— START Records for processing —
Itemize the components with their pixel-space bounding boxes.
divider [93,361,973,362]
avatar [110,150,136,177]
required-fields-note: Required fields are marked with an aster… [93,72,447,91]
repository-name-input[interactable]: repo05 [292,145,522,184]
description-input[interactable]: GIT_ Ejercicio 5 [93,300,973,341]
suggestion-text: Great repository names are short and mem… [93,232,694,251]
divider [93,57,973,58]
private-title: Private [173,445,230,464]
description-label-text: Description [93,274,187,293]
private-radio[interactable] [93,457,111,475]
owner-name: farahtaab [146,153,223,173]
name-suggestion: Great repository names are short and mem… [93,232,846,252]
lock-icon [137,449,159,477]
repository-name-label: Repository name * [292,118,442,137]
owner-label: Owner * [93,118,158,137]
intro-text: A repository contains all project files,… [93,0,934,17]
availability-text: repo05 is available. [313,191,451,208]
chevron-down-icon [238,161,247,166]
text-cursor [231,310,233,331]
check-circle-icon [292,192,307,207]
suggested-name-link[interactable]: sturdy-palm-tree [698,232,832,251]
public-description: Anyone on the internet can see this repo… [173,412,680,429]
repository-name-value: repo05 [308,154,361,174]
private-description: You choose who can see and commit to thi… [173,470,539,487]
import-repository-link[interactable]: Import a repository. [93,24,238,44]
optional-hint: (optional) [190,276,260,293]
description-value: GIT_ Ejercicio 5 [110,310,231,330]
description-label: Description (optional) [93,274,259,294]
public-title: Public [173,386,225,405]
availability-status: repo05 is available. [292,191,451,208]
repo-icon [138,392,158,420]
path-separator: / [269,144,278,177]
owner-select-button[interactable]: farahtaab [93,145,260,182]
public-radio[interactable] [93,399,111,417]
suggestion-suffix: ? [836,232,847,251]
— END Records for processing —
§ **Your goal**:
Lay out the lines, from the first one above up to and including the line with "description-input[interactable]: GIT_ Ejercicio", as a Markdown table with the columns Row and Line. Number the rows, skip any blank lines, and include nothing beyond that range.

§ **The solution**:
| Row | Line |
|---|---|
| 1 | Itemize the components with their pixel-space bounding boxes. |
| 2 | divider [93,361,973,362] |
| 3 | avatar [110,150,136,177] |
| 4 | required-fields-note: Required fields are marked with an aster… [93,72,447,91] |
| 5 | repository-name-input[interactable]: repo05 [292,145,522,184] |
| 6 | description-input[interactable]: GIT_ Ejercicio 5 [93,300,973,341] |